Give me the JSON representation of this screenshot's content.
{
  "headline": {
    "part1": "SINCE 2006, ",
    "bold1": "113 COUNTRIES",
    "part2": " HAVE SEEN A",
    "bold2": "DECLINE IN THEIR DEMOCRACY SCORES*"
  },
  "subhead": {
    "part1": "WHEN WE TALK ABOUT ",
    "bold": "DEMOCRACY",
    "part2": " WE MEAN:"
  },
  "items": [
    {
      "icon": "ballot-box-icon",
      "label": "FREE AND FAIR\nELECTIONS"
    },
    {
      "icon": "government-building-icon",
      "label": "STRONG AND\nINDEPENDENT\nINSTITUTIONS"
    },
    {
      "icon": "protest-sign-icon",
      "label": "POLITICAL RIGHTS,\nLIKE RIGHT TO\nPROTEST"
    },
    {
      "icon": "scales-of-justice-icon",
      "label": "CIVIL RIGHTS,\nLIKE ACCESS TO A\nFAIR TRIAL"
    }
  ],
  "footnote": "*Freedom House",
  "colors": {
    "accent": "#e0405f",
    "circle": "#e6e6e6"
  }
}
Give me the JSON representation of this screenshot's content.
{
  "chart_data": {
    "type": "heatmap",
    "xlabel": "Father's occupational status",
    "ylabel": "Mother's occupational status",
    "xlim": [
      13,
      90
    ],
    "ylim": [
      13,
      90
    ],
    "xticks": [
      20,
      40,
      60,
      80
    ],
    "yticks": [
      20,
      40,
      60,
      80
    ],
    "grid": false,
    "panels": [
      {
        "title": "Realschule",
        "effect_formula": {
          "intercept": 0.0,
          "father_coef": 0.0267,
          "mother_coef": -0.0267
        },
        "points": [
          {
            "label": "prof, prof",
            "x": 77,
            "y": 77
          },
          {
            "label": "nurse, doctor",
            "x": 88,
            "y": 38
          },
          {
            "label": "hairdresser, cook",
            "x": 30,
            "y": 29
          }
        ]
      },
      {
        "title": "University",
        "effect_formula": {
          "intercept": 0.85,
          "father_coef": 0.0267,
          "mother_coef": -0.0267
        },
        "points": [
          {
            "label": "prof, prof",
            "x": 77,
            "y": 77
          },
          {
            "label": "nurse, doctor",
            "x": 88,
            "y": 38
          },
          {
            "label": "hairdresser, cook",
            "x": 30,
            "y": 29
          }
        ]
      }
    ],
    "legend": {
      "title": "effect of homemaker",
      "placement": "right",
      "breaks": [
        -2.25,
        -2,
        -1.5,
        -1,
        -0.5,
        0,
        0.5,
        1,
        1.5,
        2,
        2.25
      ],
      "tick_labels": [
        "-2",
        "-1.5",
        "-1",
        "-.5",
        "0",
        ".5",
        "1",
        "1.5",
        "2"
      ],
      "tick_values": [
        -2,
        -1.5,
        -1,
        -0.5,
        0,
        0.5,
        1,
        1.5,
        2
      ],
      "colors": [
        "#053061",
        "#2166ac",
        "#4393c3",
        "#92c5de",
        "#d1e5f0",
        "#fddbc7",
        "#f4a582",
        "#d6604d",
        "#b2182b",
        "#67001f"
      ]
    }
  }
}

# Problem description
Return all of the above records exactly, leaving no line out.

# Written response
Give me the JSON representation of this screenshot's content.
{
  "headline": {
    "part1": "SINCE 2006, ",
    "bold1": "113 COUNTRIES",
    "part2": " HAVE SEEN A",
    "bold2": "DECLINE IN THEIR DEMOCRACY SCORES*"
  },
  "subhead": {
    "part1": "WHEN WE TALK ABOUT ",
    "bold": "DEMOCRACY",
    "part2": " WE MEAN:"
  },
  "items": [
    {
      "icon": "ballot-box-icon",
      "label": "FREE AND FAIR\nELECTIONS"
    },
    {
      "icon": "government-building-icon",
      "label": "STRONG AND\nINDEPENDENT\nINSTITUTIONS"
    },
    {
      "icon": "protest-sign-icon",
      "label": "POLITICAL RIGHTS,\nLIKE RIGHT TO\nPROTEST"
    },
    {
      "icon": "scales-of-justice-icon",
      "label": "CIVIL RIGHTS,\nLIKE ACCESS TO A\nFAIR TRIAL"
    }
  ],
  "footnote": "*Freedom House",
  "colors": {
    "accent": "#e0405f",
    "circle": "#e6e6e6"
  }
}
Give me the JSON representation of this screenshot's content.
{
  "chart_data": {
    "type": "heatmap",
    "xlabel": "Father's occupational status",
    "ylabel": "Mother's occupational status",
    "xlim": [
      13,
      90
    ],
    "ylim": [
      13,
      90
    ],
    "xticks": [
      20,
      40,
      60,
      80
    ],
    "yticks": [
      20,
      40,
      60,
      80
    ],
    "grid": false,
    "panels": [
      {
        "title": "Realschule",
        "effect_formula": {
          "intercept": 0.0,
          "father_coef": 0.0267,
          "mother_coef": -0.0267
        },
        "points": [
          {
            "label": "prof, prof",
            "x": 77,
            "y": 77
          },
          {
            "label": "nurse, doctor",
            "x": 88,
            "y": 38
          },
          {
            "label": "hairdresser, cook",
            "x": 30,
            "y": 29
          }
        ]
      },
      {
        "title": "University",
        "effect_formula": {
          "intercept": 0.85,
          "father_coef": 0.0267,
          "mother_coef": -0.0267
        },
        "points": [
          {
            "label": "prof, prof",
            "x": 77,
            "y": 77
          },
          {
            "label": "nurse, doctor",
            "x": 88,
            "y": 38
          },
          {
            "label": "hairdresser, cook",
            "x": 30,
            "y": 29
          }
        ]
      }
    ],
    "legend": {
      "title": "effect of homemaker",
      "placement": "right",
      "breaks": [
        -2.25,
        -2,
        -1.5,
        -1,
        -0.5,
        0,
        0.5,
        1,
        1.5,
        2,
        2.25
      ],
      "tick_labels": [
        "-2",
        "-1.5",
        "-1",
        "-.5",
        "0",
        ".5",
        "1",
        "1.5",
        "2"
      ],
      "tick_values": [
        -2,
        -1.5,
        -1,
        -0.5,
        0,
        0.5,
        1,
        1.5,
        2
      ],
      "colors": [
        "#053061",
        "#2166ac",
        "#4393c3",
        "#92c5de",
        "#d1e5f0",
        "#fddbc7",
        "#f4a582",
        "#d6604d",
        "#b2182b",
        "#67001f"
      ]
    }
  }
}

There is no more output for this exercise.